• **Direction**
Restate, word for word, every line of the data.

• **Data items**
· · · · ·

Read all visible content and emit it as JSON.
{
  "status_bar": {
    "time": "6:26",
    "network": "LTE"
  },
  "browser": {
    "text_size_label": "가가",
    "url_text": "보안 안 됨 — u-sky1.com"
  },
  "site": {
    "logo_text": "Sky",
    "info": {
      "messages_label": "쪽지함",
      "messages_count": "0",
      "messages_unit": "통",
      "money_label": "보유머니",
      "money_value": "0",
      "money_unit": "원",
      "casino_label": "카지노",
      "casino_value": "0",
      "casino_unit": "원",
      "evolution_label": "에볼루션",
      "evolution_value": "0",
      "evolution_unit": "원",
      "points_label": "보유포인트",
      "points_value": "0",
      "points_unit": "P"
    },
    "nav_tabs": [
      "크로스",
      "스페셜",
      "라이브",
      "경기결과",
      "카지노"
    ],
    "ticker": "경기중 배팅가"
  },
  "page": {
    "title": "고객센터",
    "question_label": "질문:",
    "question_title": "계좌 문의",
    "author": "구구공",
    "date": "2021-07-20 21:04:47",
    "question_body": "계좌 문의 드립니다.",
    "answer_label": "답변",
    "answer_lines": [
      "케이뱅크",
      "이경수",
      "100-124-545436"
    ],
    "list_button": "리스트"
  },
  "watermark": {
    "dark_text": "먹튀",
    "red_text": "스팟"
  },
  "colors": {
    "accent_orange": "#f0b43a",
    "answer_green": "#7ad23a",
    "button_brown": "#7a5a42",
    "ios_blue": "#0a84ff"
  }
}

· · · · ·

• **Final answer**
Read all visible content and emit it as JSON.
{
  "status_bar": {
    "time": "6:26",
    "network": "LTE"
  },
  "browser": {
    "text_size_label": "가가",
    "url_text": "보안 안 됨 — u-sky1.com"
  },
  "site": {
    "logo_text": "Sky",
    "info": {
      "messages_label": "쪽지함",
      "messages_count": "0",
      "messages_unit": "통",
      "money_label": "보유머니",
      "money_value": "0",
      "money_unit": "원",
      "casino_label": "카지노",
      "casino_value": "0",
      "casino_unit": "원",
      "evolution_label": "에볼루션",
      "evolution_value": "0",
      "evolution_unit": "원",
      "points_label": "보유포인트",
      "points_value": "0",
      "points_unit": "P"
    },
    "nav_tabs": [
      "크로스",
      "스페셜",
      "라이브",
      "경기결과",
      "카지노"
    ],
    "ticker": "경기중 배팅가"
  },
  "page": {
    "title": "고객센터",
    "question_label": "질문:",
    "question_title": "계좌 문의",
    "author": "구구공",
    "date": "2021-07-20 21:04:47",
    "question_body": "계좌 문의 드립니다.",
    "answer_label": "답변",
    "answer_lines": [
      "케이뱅크",
      "이경수",
      "100-124-545436"
    ],
    "list_button": "리스트"
  },
  "watermark": {
    "dark_text": "먹튀",
    "red_text": "스팟"
  },
  "colors": {
    "accent_orange": "#f0b43a",
    "answer_green": "#7ad23a",
    "button_brown": "#7a5a42",
    "ios_blue": "#0a84ff"
  }
}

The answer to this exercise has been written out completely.